▸ Objective: Retype the full set of records. Keep every character identical.
-------------------------
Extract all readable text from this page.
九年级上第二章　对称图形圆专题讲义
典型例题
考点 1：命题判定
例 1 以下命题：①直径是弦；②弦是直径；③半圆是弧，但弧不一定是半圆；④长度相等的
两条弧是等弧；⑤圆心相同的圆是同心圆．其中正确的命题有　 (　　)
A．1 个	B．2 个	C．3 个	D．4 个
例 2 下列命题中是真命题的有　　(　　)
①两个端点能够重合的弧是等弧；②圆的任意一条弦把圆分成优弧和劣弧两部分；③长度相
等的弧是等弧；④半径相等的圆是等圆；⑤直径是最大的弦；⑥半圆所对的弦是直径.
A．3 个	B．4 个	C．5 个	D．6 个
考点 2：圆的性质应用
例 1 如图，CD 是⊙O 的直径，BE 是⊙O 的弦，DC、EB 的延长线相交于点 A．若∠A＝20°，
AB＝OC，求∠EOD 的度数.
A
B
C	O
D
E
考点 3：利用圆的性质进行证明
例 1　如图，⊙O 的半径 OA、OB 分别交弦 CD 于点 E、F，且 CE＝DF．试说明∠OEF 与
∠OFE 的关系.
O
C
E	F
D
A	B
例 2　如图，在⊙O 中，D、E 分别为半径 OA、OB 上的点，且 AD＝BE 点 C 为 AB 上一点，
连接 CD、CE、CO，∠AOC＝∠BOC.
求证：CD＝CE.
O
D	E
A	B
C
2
-------------------------
▸ Task answer:
Extract all readable text from this page.
九年级上第二章　对称图形圆专题讲义
典型例题
考点 1：命题判定
例 1 以下命题：①直径是弦；②弦是直径；③半圆是弧，但弧不一定是半圆；④长度相等的
两条弧是等弧；⑤圆心相同的圆是同心圆．其中正确的命题有　 (　　)
A．1 个	B．2 个	C．3 个	D．4 个
例 2 下列命题中是真命题的有　　(　　)
①两个端点能够重合的弧是等弧；②圆的任意一条弦把圆分成优弧和劣弧两部分；③长度相
等的弧是等弧；④半径相等的圆是等圆；⑤直径是最大的弦；⑥半圆所对的弦是直径.
A．3 个	B．4 个	C．5 个	D．6 个
考点 2：圆的性质应用
例 1 如图，CD 是⊙O 的直径，BE 是⊙O 的弦，DC、EB 的延长线相交于点 A．若∠A＝20°，
AB＝OC，求∠EOD 的度数.
A
B
C	O
D
E
考点 3：利用圆的性质进行证明
例 1　如图，⊙O 的半径 OA、OB 分别交弦 CD 于点 E、F，且 CE＝DF．试说明∠OEF 与
∠OFE 的关系.
O
C
E	F
D
A	B
例 2　如图，在⊙O 中，D、E 分别为半径 OA、OB 上的点，且 AD＝BE 点 C 为 AB 上一点，
连接 CD、CE、CO，∠AOC＝∠BOC.
求证：CD＝CE.
O
D	E
A	B
C
2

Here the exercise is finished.